• Exercise goal
Restate all the material verbatim, except for the pictures.
-*-
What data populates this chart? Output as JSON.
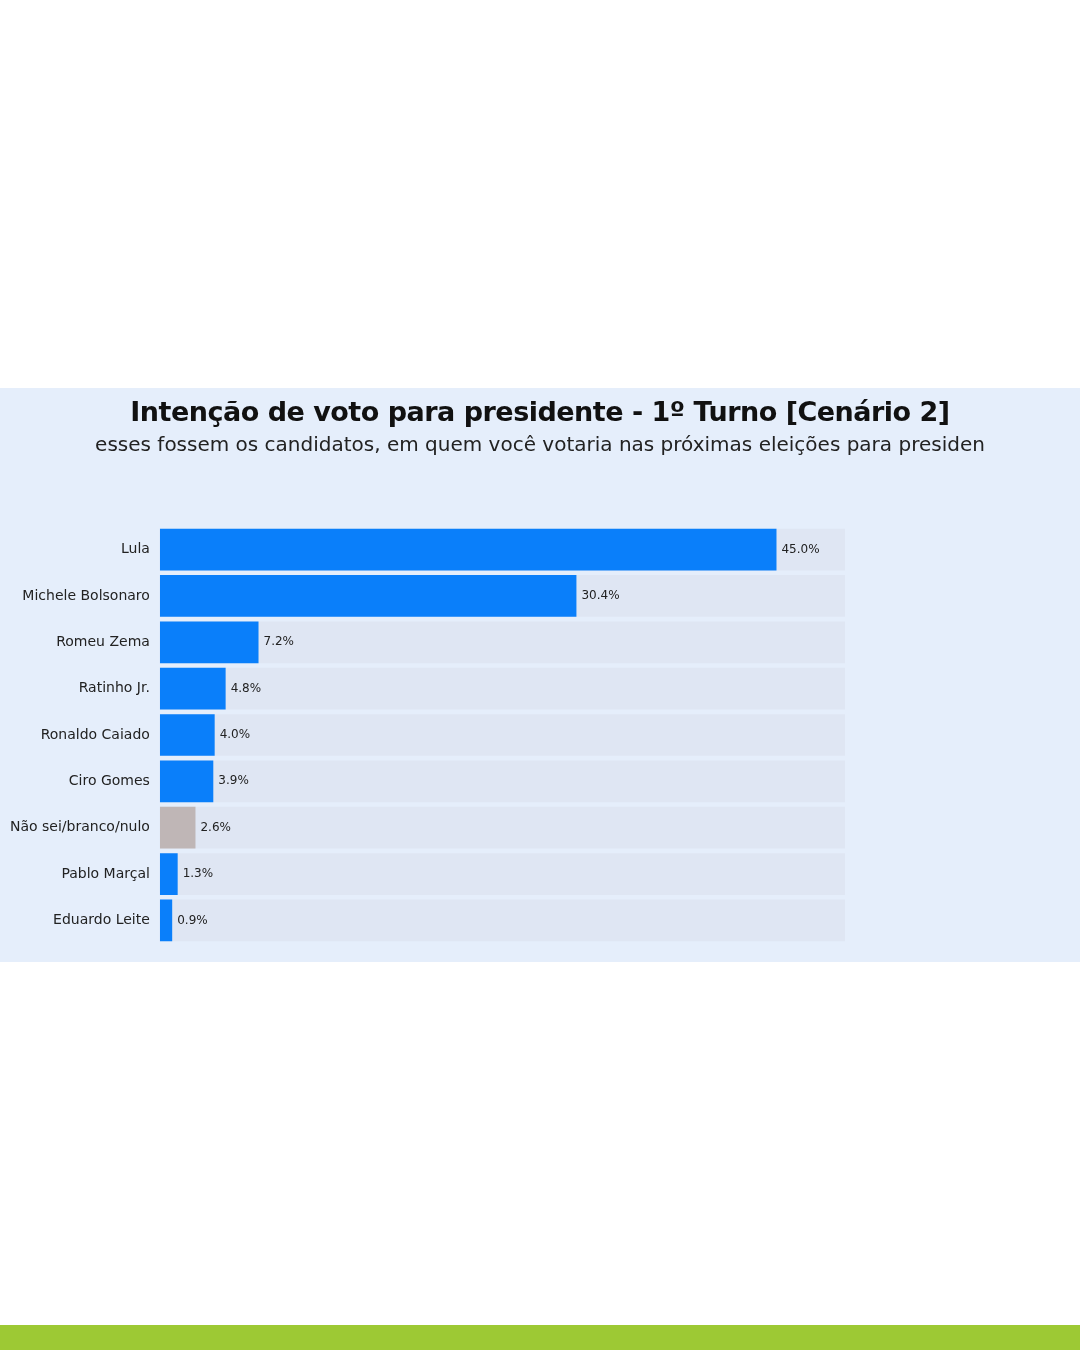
{
  "chart_data": {
    "type": "bar",
    "orientation": "horizontal",
    "title": "Intenção de voto para presidente - 1º Turno [Cenário 2]",
    "subtitle": "esses fossem os candidatos, em quem você votaria nas próximas eleições para presiden",
    "categories": [
      "Lula",
      "Michele Bolsonaro",
      "Romeu Zema",
      "Ratinho Jr.",
      "Ronaldo Caiado",
      "Ciro Gomes",
      "Não sei/branco/nulo",
      "Pablo Marçal",
      "Eduardo Leite"
    ],
    "values": [
      45.0,
      30.4,
      7.2,
      4.8,
      4.0,
      3.9,
      2.6,
      1.3,
      0.9
    ],
    "value_labels": [
      "45.0%",
      "30.4%",
      "7.2%",
      "4.8%",
      "4.0%",
      "3.9%",
      "2.6%",
      "1.3%",
      "0.9%"
    ],
    "colors": [
      "#0a7ffa",
      "#0a7ffa",
      "#0a7ffa",
      "#0a7ffa",
      "#0a7ffa",
      "#0a7ffa",
      "#bfb6b6",
      "#0a7ffa",
      "#0a7ffa"
    ],
    "xlim": [
      0,
      50
    ],
    "tick_labels": "y",
    "grid": false,
    "legend": false
  }
}
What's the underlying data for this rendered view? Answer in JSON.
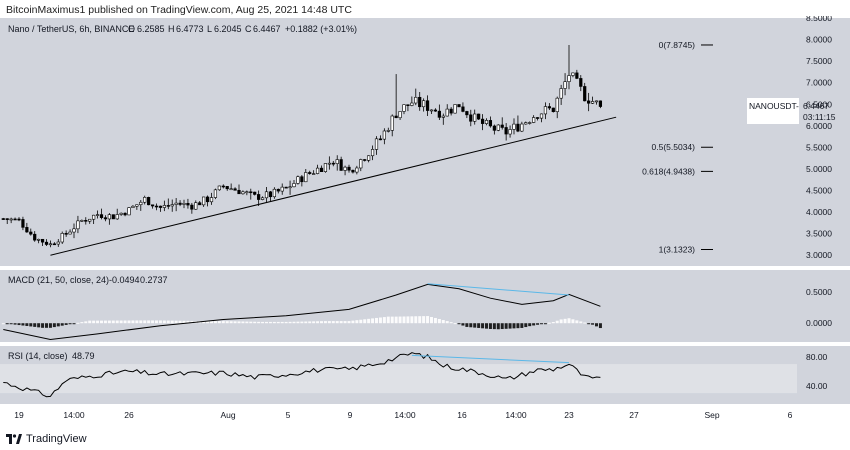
{
  "header": {
    "text": "BitcoinMaximus1 published on TradingView.com, Aug 25, 2021 14:48 UTC"
  },
  "symbol_info": {
    "name": "Nano / TetherUS, 6h, BINANCE",
    "o_label": "O",
    "o": "6.2585",
    "h_label": "H",
    "h": "6.4773",
    "l_label": "L",
    "l": "6.2045",
    "c_label": "C",
    "c": "6.4467",
    "change": "+0.1882 (+3.01%)"
  },
  "price_tag": {
    "symbol": "NANOUSDT",
    "value": "6.4467",
    "countdown": "03:11:15"
  },
  "macd_info": {
    "label": "MACD (21, 50, close, 24)",
    "v1": "-0.0494",
    "v2": "0.2737"
  },
  "rsi_info": {
    "label": "RSI (14, close)",
    "value": "48.79"
  },
  "footer": {
    "brand": "TradingView"
  },
  "colors": {
    "background": "#d1d4dc",
    "candle": "#000000",
    "trendline": "#000000",
    "divergence": "#5bb8e8",
    "macd_hist_positive": "#ffffff",
    "macd_hist_negative": "#000000",
    "rsi_band": "#dfe1e6"
  },
  "chart_data": [
    {
      "type": "candlestick",
      "title": "Nano / TetherUS, 6h, BINANCE",
      "x_ticks": [
        "19",
        "14:00",
        "26",
        "Aug",
        "5",
        "9",
        "14:00",
        "16",
        "14:00",
        "23",
        "27",
        "Sep",
        "6"
      ],
      "y_ticks": [
        "3.0000",
        "3.5000",
        "4.0000",
        "4.5000",
        "5.0000",
        "5.5000",
        "6.0000",
        "6.5000",
        "7.0000",
        "7.5000",
        "8.0000",
        "8.5000"
      ],
      "ylim": [
        2.75,
        8.5
      ],
      "close_path": [
        [
          "Jul 18",
          3.85
        ],
        [
          "Jul 19",
          3.8
        ],
        [
          "Jul 20",
          3.4
        ],
        [
          "Jul 21",
          3.25
        ],
        [
          "Jul 22",
          3.5
        ],
        [
          "Jul 23",
          3.8
        ],
        [
          "Jul 24",
          3.95
        ],
        [
          "Jul 25",
          3.9
        ],
        [
          "Jul 26",
          4.05
        ],
        [
          "Jul 27",
          4.3
        ],
        [
          "Jul 28",
          4.1
        ],
        [
          "Jul 29",
          4.2
        ],
        [
          "Jul 30",
          4.15
        ],
        [
          "Jul 31",
          4.3
        ],
        [
          "Aug 1",
          4.6
        ],
        [
          "Aug 2",
          4.5
        ],
        [
          "Aug 3",
          4.35
        ],
        [
          "Aug 4",
          4.4
        ],
        [
          "Aug 5",
          4.55
        ],
        [
          "Aug 6",
          4.8
        ],
        [
          "Aug 7",
          5.0
        ],
        [
          "Aug 8",
          5.2
        ],
        [
          "Aug 9",
          4.95
        ],
        [
          "Aug 10",
          5.3
        ],
        [
          "Aug 11",
          5.7
        ],
        [
          "Aug 12",
          6.3
        ],
        [
          "Aug 13",
          6.55
        ],
        [
          "Aug 14",
          6.45
        ],
        [
          "Aug 15",
          6.3
        ],
        [
          "Aug 16",
          6.5
        ],
        [
          "Aug 17",
          6.15
        ],
        [
          "Aug 18",
          5.95
        ],
        [
          "Aug 19",
          5.85
        ],
        [
          "Aug 20",
          6.05
        ],
        [
          "Aug 21",
          6.3
        ],
        [
          "Aug 22",
          6.4
        ],
        [
          "Aug 23",
          7.2
        ],
        [
          "Aug 24",
          6.7
        ],
        [
          "Aug 25",
          6.4467
        ]
      ],
      "spike_high": 7.8745,
      "fib_levels": [
        {
          "label": "0(7.8745)",
          "value": 7.8745
        },
        {
          "label": "0.5(5.5034)",
          "value": 5.5034
        },
        {
          "label": "0.618(4.9438)",
          "value": 4.9438
        },
        {
          "label": "1(3.1323)",
          "value": 3.1323
        }
      ],
      "trendline": {
        "from": [
          "Jul 21",
          3.0
        ],
        "to": [
          "Aug 26",
          6.2
        ]
      }
    },
    {
      "type": "bar",
      "title": "MACD (21, 50, close, 24)",
      "y_ticks": [
        "0.5000",
        "0.0000"
      ],
      "ylim": [
        -0.3,
        0.85
      ],
      "macd_line_path": [
        [
          "Jul 18",
          -0.1
        ],
        [
          "Jul 21",
          -0.26
        ],
        [
          "Jul 24",
          -0.17
        ],
        [
          "Jul 28",
          -0.04
        ],
        [
          "Aug 1",
          0.06
        ],
        [
          "Aug 5",
          0.12
        ],
        [
          "Aug 9",
          0.22
        ],
        [
          "Aug 12",
          0.45
        ],
        [
          "Aug 14",
          0.62
        ],
        [
          "Aug 16",
          0.55
        ],
        [
          "Aug 18",
          0.4
        ],
        [
          "Aug 20",
          0.3
        ],
        [
          "Aug 22",
          0.36
        ],
        [
          "Aug 23",
          0.46
        ],
        [
          "Aug 25",
          0.27
        ]
      ],
      "divergence": {
        "from": [
          "Aug 14",
          0.63
        ],
        "to": [
          "Aug 23",
          0.45
        ]
      }
    },
    {
      "type": "line",
      "title": "RSI (14, close)",
      "y_ticks": [
        "80.00",
        "40.00"
      ],
      "ylim": [
        15,
        95
      ],
      "band": [
        30,
        70
      ],
      "rsi_path": [
        [
          "Jul 18",
          45
        ],
        [
          "Jul 20",
          32
        ],
        [
          "Jul 21",
          26
        ],
        [
          "Jul 22",
          48
        ],
        [
          "Jul 24",
          55
        ],
        [
          "Jul 26",
          60
        ],
        [
          "Jul 28",
          56
        ],
        [
          "Aug 1",
          58
        ],
        [
          "Aug 3",
          52
        ],
        [
          "Aug 5",
          56
        ],
        [
          "Aug 7",
          62
        ],
        [
          "Aug 9",
          63
        ],
        [
          "Aug 11",
          72
        ],
        [
          "Aug 13",
          85
        ],
        [
          "Aug 14",
          80
        ],
        [
          "Aug 15",
          68
        ],
        [
          "Aug 17",
          60
        ],
        [
          "Aug 18",
          55
        ],
        [
          "Aug 19",
          49
        ],
        [
          "Aug 21",
          62
        ],
        [
          "Aug 22",
          63
        ],
        [
          "Aug 23",
          70
        ],
        [
          "Aug 24",
          52
        ],
        [
          "Aug 25",
          48.79
        ]
      ],
      "divergence": {
        "from": [
          "Aug 13",
          82
        ],
        "to": [
          "Aug 23",
          72
        ]
      }
    }
  ]
}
-*-
• Reply
What data populates this chart? Output as JSON.
{
  "chart_data": {
    "type": "bar",
    "orientation": "horizontal",
    "title": "Intenção de voto para presidente - 1º Turno [Cenário 2]",
    "subtitle": "esses fossem os candidatos, em quem você votaria nas próximas eleições para presiden",
    "categories": [
      "Lula",
      "Michele Bolsonaro",
      "Romeu Zema",
      "Ratinho Jr.",
      "Ronaldo Caiado",
      "Ciro Gomes",
      "Não sei/branco/nulo",
      "Pablo Marçal",
      "Eduardo Leite"
    ],
    "values": [
      45.0,
      30.4,
      7.2,
      4.8,
      4.0,
      3.9,
      2.6,
      1.3,
      0.9
    ],
    "value_labels": [
      "45.0%",
      "30.4%",
      "7.2%",
      "4.8%",
      "4.0%",
      "3.9%",
      "2.6%",
      "1.3%",
      "0.9%"
    ],
    "colors": [
      "#0a7ffa",
      "#0a7ffa",
      "#0a7ffa",
      "#0a7ffa",
      "#0a7ffa",
      "#0a7ffa",
      "#bfb6b6",
      "#0a7ffa",
      "#0a7ffa"
    ],
    "xlim": [
      0,
      50
    ],
    "tick_labels": "y",
    "grid": false,
    "legend": false
  }
}
What's the underlying data for this rendered view? Answer in JSON.
{
  "header": {
    "text": "BitcoinMaximus1 published on TradingView.com, Aug 25, 2021 14:48 UTC"
  },
  "symbol_info": {
    "name": "Nano / TetherUS, 6h, BINANCE",
    "o_label": "O",
    "o": "6.2585",
    "h_label": "H",
    "h": "6.4773",
    "l_label": "L",
    "l": "6.2045",
    "c_label": "C",
    "c": "6.4467",
    "change": "+0.1882 (+3.01%)"
  },
  "price_tag": {
    "symbol": "NANOUSDT",
    "value": "6.4467",
    "countdown": "03:11:15"
  },
  "macd_info": {
    "label": "MACD (21, 50, close, 24)",
    "v1": "-0.0494",
    "v2": "0.2737"
  },
  "rsi_info": {
    "label": "RSI (14, close)",
    "value": "48.79"
  },
  "footer": {
    "brand": "TradingView"
  },
  "colors": {
    "background": "#d1d4dc",
    "candle": "#000000",
    "trendline": "#000000",
    "divergence": "#5bb8e8",
    "macd_hist_positive": "#ffffff",
    "macd_hist_negative": "#000000",
    "rsi_band": "#dfe1e6"
  },
  "chart_data": [
    {
      "type": "candlestick",
      "title": "Nano / TetherUS, 6h, BINANCE",
      "x_ticks": [
        "19",
        "14:00",
        "26",
        "Aug",
        "5",
        "9",
        "14:00",
        "16",
        "14:00",
        "23",
        "27",
        "Sep",
        "6"
      ],
      "y_ticks": [
        "3.0000",
        "3.5000",
        "4.0000",
        "4.5000",
        "5.0000",
        "5.5000",
        "6.0000",
        "6.5000",
        "7.0000",
        "7.5000",
        "8.0000",
        "8.5000"
      ],
      "ylim": [
        2.75,
        8.5
      ],
      "close_path": [
        [
          "Jul 18",
          3.85
        ],
        [
          "Jul 19",
          3.8
        ],
        [
          "Jul 20",
          3.4
        ],
        [
          "Jul 21",
          3.25
        ],
        [
          "Jul 22",
          3.5
        ],
        [
          "Jul 23",
          3.8
        ],
        [
          "Jul 24",
          3.95
        ],
        [
          "Jul 25",
          3.9
        ],
        [
          "Jul 26",
          4.05
        ],
        [
          "Jul 27",
          4.3
        ],
        [
          "Jul 28",
          4.1
        ],
        [
          "Jul 29",
          4.2
        ],
        [
          "Jul 30",
          4.15
        ],
        [
          "Jul 31",
          4.3
        ],
        [
          "Aug 1",
          4.6
        ],
        [
          "Aug 2",
          4.5
        ],
        [
          "Aug 3",
          4.35
        ],
        [
          "Aug 4",
          4.4
        ],
        [
          "Aug 5",
          4.55
        ],
        [
          "Aug 6",
          4.8
        ],
        [
          "Aug 7",
          5.0
        ],
        [
          "Aug 8",
          5.2
        ],
        [
          "Aug 9",
          4.95
        ],
        [
          "Aug 10",
          5.3
        ],
        [
          "Aug 11",
          5.7
        ],
        [
          "Aug 12",
          6.3
        ],
        [
          "Aug 13",
          6.55
        ],
        [
          "Aug 14",
          6.45
        ],
        [
          "Aug 15",
          6.3
        ],
        [
          "Aug 16",
          6.5
        ],
        [
          "Aug 17",
          6.15
        ],
        [
          "Aug 18",
          5.95
        ],
        [
          "Aug 19",
          5.85
        ],
        [
          "Aug 20",
          6.05
        ],
        [
          "Aug 21",
          6.3
        ],
        [
          "Aug 22",
          6.4
        ],
        [
          "Aug 23",
          7.2
        ],
        [
          "Aug 24",
          6.7
        ],
        [
          "Aug 25",
          6.4467
        ]
      ],
      "spike_high": 7.8745,
      "fib_levels": [
        {
          "label": "0(7.8745)",
          "value": 7.8745
        },
        {
          "label": "0.5(5.5034)",
          "value": 5.5034
        },
        {
          "label": "0.618(4.9438)",
          "value": 4.9438
        },
        {
          "label": "1(3.1323)",
          "value": 3.1323
        }
      ],
      "trendline": {
        "from": [
          "Jul 21",
          3.0
        ],
        "to": [
          "Aug 26",
          6.2
        ]
      }
    },
    {
      "type": "bar",
      "title": "MACD (21, 50, close, 24)",
      "y_ticks": [
        "0.5000",
        "0.0000"
      ],
      "ylim": [
        -0.3,
        0.85
      ],
      "macd_line_path": [
        [
          "Jul 18",
          -0.1
        ],
        [
          "Jul 21",
          -0.26
        ],
        [
          "Jul 24",
          -0.17
        ],
        [
          "Jul 28",
          -0.04
        ],
        [
          "Aug 1",
          0.06
        ],
        [
          "Aug 5",
          0.12
        ],
        [
          "Aug 9",
          0.22
        ],
        [
          "Aug 12",
          0.45
        ],
        [
          "Aug 14",
          0.62
        ],
        [
          "Aug 16",
          0.55
        ],
        [
          "Aug 18",
          0.4
        ],
        [
          "Aug 20",
          0.3
        ],
        [
          "Aug 22",
          0.36
        ],
        [
          "Aug 23",
          0.46
        ],
        [
          "Aug 25",
          0.27
        ]
      ],
      "divergence": {
        "from": [
          "Aug 14",
          0.63
        ],
        "to": [
          "Aug 23",
          0.45
        ]
      }
    },
    {
      "type": "line",
      "title": "RSI (14, close)",
      "y_ticks": [
        "80.00",
        "40.00"
      ],
      "ylim": [
        15,
        95
      ],
      "band": [
        30,
        70
      ],
      "rsi_path": [
        [
          "Jul 18",
          45
        ],
        [
          "Jul 20",
          32
        ],
        [
          "Jul 21",
          26
        ],
        [
          "Jul 22",
          48
        ],
        [
          "Jul 24",
          55
        ],
        [
          "Jul 26",
          60
        ],
        [
          "Jul 28",
          56
        ],
        [
          "Aug 1",
          58
        ],
        [
          "Aug 3",
          52
        ],
        [
          "Aug 5",
          56
        ],
        [
          "Aug 7",
          62
        ],
        [
          "Aug 9",
          63
        ],
        [
          "Aug 11",
          72
        ],
        [
          "Aug 13",
          85
        ],
        [
          "Aug 14",
          80
        ],
        [
          "Aug 15",
          68
        ],
        [
          "Aug 17",
          60
        ],
        [
          "Aug 18",
          55
        ],
        [
          "Aug 19",
          49
        ],
        [
          "Aug 21",
          62
        ],
        [
          "Aug 22",
          63
        ],
        [
          "Aug 23",
          70
        ],
        [
          "Aug 24",
          52
        ],
        [
          "Aug 25",
          48.79
        ]
      ],
      "divergence": {
        "from": [
          "Aug 13",
          82
        ],
        "to": [
          "Aug 23",
          72
        ]
      }
    }
  ]
}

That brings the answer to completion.